» REQUIREMENT:
Reproduce the complete set of records, exactly as they appear.

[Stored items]
:::
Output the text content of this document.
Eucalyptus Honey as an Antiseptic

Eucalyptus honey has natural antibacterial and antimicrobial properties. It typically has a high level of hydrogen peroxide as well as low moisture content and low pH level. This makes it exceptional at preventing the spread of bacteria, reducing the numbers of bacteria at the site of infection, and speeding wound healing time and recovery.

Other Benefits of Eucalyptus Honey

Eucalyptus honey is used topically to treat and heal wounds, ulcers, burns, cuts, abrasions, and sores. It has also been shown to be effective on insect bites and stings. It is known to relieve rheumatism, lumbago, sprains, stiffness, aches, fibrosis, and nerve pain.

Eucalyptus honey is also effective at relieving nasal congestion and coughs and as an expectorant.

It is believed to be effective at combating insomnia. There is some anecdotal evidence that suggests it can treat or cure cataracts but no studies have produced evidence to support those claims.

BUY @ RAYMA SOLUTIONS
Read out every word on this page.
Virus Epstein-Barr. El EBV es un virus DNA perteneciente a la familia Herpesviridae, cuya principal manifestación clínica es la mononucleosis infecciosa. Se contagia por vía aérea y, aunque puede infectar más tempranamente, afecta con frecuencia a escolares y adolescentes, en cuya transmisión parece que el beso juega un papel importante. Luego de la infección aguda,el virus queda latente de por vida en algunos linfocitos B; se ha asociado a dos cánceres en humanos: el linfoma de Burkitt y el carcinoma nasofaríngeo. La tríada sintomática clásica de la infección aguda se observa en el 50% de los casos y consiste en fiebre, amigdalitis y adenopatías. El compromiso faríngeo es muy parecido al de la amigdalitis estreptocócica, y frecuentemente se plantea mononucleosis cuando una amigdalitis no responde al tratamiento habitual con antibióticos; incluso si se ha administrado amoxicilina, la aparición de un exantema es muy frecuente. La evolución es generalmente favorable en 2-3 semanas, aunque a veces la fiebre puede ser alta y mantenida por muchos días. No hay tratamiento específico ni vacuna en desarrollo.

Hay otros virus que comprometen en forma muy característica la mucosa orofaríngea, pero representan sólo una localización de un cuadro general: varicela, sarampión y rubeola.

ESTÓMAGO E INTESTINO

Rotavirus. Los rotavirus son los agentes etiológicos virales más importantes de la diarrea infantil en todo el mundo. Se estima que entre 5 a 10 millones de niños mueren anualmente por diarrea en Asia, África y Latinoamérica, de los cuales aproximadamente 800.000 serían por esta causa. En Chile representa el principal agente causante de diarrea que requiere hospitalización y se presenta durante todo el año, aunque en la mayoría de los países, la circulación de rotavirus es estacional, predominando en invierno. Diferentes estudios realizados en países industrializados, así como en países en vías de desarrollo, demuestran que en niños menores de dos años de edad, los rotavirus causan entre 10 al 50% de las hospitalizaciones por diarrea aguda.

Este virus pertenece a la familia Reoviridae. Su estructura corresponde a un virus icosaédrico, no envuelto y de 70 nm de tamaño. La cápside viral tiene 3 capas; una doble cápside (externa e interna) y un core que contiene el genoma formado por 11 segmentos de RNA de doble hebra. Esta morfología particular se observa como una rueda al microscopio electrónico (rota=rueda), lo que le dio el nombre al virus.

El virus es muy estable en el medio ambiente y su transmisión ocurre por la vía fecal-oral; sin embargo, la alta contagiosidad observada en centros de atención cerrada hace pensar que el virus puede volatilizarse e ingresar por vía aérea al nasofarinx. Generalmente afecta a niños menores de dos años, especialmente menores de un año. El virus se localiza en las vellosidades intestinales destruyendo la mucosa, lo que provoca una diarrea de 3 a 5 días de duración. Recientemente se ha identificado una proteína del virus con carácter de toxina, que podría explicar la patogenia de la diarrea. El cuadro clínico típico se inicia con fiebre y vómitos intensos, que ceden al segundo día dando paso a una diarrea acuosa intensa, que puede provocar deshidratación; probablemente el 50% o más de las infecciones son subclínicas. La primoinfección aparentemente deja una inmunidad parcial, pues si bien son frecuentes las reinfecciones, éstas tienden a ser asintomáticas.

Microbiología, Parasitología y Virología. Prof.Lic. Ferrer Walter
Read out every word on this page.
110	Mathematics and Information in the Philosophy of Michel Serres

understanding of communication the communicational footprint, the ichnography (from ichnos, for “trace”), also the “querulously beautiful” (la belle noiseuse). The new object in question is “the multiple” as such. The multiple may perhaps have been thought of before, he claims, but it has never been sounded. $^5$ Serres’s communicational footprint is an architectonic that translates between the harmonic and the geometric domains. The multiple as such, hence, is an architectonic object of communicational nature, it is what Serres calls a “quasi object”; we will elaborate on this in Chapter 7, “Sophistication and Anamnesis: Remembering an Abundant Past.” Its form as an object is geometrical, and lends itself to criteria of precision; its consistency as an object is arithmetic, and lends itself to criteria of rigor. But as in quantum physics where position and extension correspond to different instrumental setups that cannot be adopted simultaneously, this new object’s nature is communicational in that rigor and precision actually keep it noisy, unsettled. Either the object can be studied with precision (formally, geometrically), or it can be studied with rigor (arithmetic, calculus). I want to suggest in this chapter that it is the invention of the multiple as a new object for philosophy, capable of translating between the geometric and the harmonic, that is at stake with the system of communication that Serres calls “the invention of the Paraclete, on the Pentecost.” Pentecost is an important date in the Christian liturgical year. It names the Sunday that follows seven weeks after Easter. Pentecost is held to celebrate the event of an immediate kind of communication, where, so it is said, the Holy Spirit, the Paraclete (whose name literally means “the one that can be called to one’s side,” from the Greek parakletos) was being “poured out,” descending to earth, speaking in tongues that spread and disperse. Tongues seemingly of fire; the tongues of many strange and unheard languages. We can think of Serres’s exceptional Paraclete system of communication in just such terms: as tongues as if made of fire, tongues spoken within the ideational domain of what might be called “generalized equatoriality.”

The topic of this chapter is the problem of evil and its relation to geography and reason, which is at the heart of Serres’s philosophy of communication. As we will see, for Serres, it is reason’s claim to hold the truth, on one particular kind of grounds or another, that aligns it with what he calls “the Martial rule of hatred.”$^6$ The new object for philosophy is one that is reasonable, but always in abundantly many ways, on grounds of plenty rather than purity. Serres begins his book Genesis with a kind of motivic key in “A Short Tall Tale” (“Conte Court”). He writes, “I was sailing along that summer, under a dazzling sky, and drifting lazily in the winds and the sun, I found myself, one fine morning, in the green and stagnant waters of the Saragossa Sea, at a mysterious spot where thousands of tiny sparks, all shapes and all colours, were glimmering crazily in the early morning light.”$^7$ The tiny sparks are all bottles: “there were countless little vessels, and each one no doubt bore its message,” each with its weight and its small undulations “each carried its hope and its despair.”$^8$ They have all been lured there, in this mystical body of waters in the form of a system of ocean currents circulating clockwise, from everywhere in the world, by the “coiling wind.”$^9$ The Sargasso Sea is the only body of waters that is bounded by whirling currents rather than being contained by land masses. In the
:::
» WRITTEN SOLUTION:
Output the text content of this document.
Eucalyptus Honey as an Antiseptic

Eucalyptus honey has natural antibacterial and antimicrobial properties. It typically has a high level of hydrogen peroxide as well as low moisture content and low pH level. This makes it exceptional at preventing the spread of bacteria, reducing the numbers of bacteria at the site of infection, and speeding wound healing time and recovery.

Other Benefits of Eucalyptus Honey

Eucalyptus honey is used topically to treat and heal wounds, ulcers, burns, cuts, abrasions, and sores. It has also been shown to be effective on insect bites and stings. It is known to relieve rheumatism, lumbago, sprains, stiffness, aches, fibrosis, and nerve pain.

Eucalyptus honey is also effective at relieving nasal congestion and coughs and as an expectorant.

It is believed to be effective at combating insomnia. There is some anecdotal evidence that suggests it can treat or cure cataracts but no studies have produced evidence to support those claims.

BUY @ RAYMA SOLUTIONS
Read out every word on this page.
Virus Epstein-Barr. El EBV es un virus DNA perteneciente a la familia Herpesviridae, cuya principal manifestación clínica es la mononucleosis infecciosa. Se contagia por vía aérea y, aunque puede infectar más tempranamente, afecta con frecuencia a escolares y adolescentes, en cuya transmisión parece que el beso juega un papel importante. Luego de la infección aguda,el virus queda latente de por vida en algunos linfocitos B; se ha asociado a dos cánceres en humanos: el linfoma de Burkitt y el carcinoma nasofaríngeo. La tríada sintomática clásica de la infección aguda se observa en el 50% de los casos y consiste en fiebre, amigdalitis y adenopatías. El compromiso faríngeo es muy parecido al de la amigdalitis estreptocócica, y frecuentemente se plantea mononucleosis cuando una amigdalitis no responde al tratamiento habitual con antibióticos; incluso si se ha administrado amoxicilina, la aparición de un exantema es muy frecuente. La evolución es generalmente favorable en 2-3 semanas, aunque a veces la fiebre puede ser alta y mantenida por muchos días. No hay tratamiento específico ni vacuna en desarrollo.

Hay otros virus que comprometen en forma muy característica la mucosa orofaríngea, pero representan sólo una localización de un cuadro general: varicela, sarampión y rubeola.

ESTÓMAGO E INTESTINO

Rotavirus. Los rotavirus son los agentes etiológicos virales más importantes de la diarrea infantil en todo el mundo. Se estima que entre 5 a 10 millones de niños mueren anualmente por diarrea en Asia, África y Latinoamérica, de los cuales aproximadamente 800.000 serían por esta causa. En Chile representa el principal agente causante de diarrea que requiere hospitalización y se presenta durante todo el año, aunque en la mayoría de los países, la circulación de rotavirus es estacional, predominando en invierno. Diferentes estudios realizados en países industrializados, así como en países en vías de desarrollo, demuestran que en niños menores de dos años de edad, los rotavirus causan entre 10 al 50% de las hospitalizaciones por diarrea aguda.

Este virus pertenece a la familia Reoviridae. Su estructura corresponde a un virus icosaédrico, no envuelto y de 70 nm de tamaño. La cápside viral tiene 3 capas; una doble cápside (externa e interna) y un core que contiene el genoma formado por 11 segmentos de RNA de doble hebra. Esta morfología particular se observa como una rueda al microscopio electrónico (rota=rueda), lo que le dio el nombre al virus.

El virus es muy estable en el medio ambiente y su transmisión ocurre por la vía fecal-oral; sin embargo, la alta contagiosidad observada en centros de atención cerrada hace pensar que el virus puede volatilizarse e ingresar por vía aérea al nasofarinx. Generalmente afecta a niños menores de dos años, especialmente menores de un año. El virus se localiza en las vellosidades intestinales destruyendo la mucosa, lo que provoca una diarrea de 3 a 5 días de duración. Recientemente se ha identificado una proteína del virus con carácter de toxina, que podría explicar la patogenia de la diarrea. El cuadro clínico típico se inicia con fiebre y vómitos intensos, que ceden al segundo día dando paso a una diarrea acuosa intensa, que puede provocar deshidratación; probablemente el 50% o más de las infecciones son subclínicas. La primoinfección aparentemente deja una inmunidad parcial, pues si bien son frecuentes las reinfecciones, éstas tienden a ser asintomáticas.

Microbiología, Parasitología y Virología. Prof.Lic. Ferrer Walter
Read out every word on this page.
110	Mathematics and Information in the Philosophy of Michel Serres

understanding of communication the communicational footprint, the ichnography (from ichnos, for “trace”), also the “querulously beautiful” (la belle noiseuse). The new object in question is “the multiple” as such. The multiple may perhaps have been thought of before, he claims, but it has never been sounded. $^5$ Serres’s communicational footprint is an architectonic that translates between the harmonic and the geometric domains. The multiple as such, hence, is an architectonic object of communicational nature, it is what Serres calls a “quasi object”; we will elaborate on this in Chapter 7, “Sophistication and Anamnesis: Remembering an Abundant Past.” Its form as an object is geometrical, and lends itself to criteria of precision; its consistency as an object is arithmetic, and lends itself to criteria of rigor. But as in quantum physics where position and extension correspond to different instrumental setups that cannot be adopted simultaneously, this new object’s nature is communicational in that rigor and precision actually keep it noisy, unsettled. Either the object can be studied with precision (formally, geometrically), or it can be studied with rigor (arithmetic, calculus). I want to suggest in this chapter that it is the invention of the multiple as a new object for philosophy, capable of translating between the geometric and the harmonic, that is at stake with the system of communication that Serres calls “the invention of the Paraclete, on the Pentecost.” Pentecost is an important date in the Christian liturgical year. It names the Sunday that follows seven weeks after Easter. Pentecost is held to celebrate the event of an immediate kind of communication, where, so it is said, the Holy Spirit, the Paraclete (whose name literally means “the one that can be called to one’s side,” from the Greek parakletos) was being “poured out,” descending to earth, speaking in tongues that spread and disperse. Tongues seemingly of fire; the tongues of many strange and unheard languages. We can think of Serres’s exceptional Paraclete system of communication in just such terms: as tongues as if made of fire, tongues spoken within the ideational domain of what might be called “generalized equatoriality.”

The topic of this chapter is the problem of evil and its relation to geography and reason, which is at the heart of Serres’s philosophy of communication. As we will see, for Serres, it is reason’s claim to hold the truth, on one particular kind of grounds or another, that aligns it with what he calls “the Martial rule of hatred.”$^6$ The new object for philosophy is one that is reasonable, but always in abundantly many ways, on grounds of plenty rather than purity. Serres begins his book Genesis with a kind of motivic key in “A Short Tall Tale” (“Conte Court”). He writes, “I was sailing along that summer, under a dazzling sky, and drifting lazily in the winds and the sun, I found myself, one fine morning, in the green and stagnant waters of the Saragossa Sea, at a mysterious spot where thousands of tiny sparks, all shapes and all colours, were glimmering crazily in the early morning light.”$^7$ The tiny sparks are all bottles: “there were countless little vessels, and each one no doubt bore its message,” each with its weight and its small undulations “each carried its hope and its despair.”$^8$ They have all been lured there, in this mystical body of waters in the form of a system of ocean currents circulating clockwise, from everywhere in the world, by the “coiling wind.”$^9$ The Sargasso Sea is the only body of waters that is bounded by whirling currents rather than being contained by land masses. In the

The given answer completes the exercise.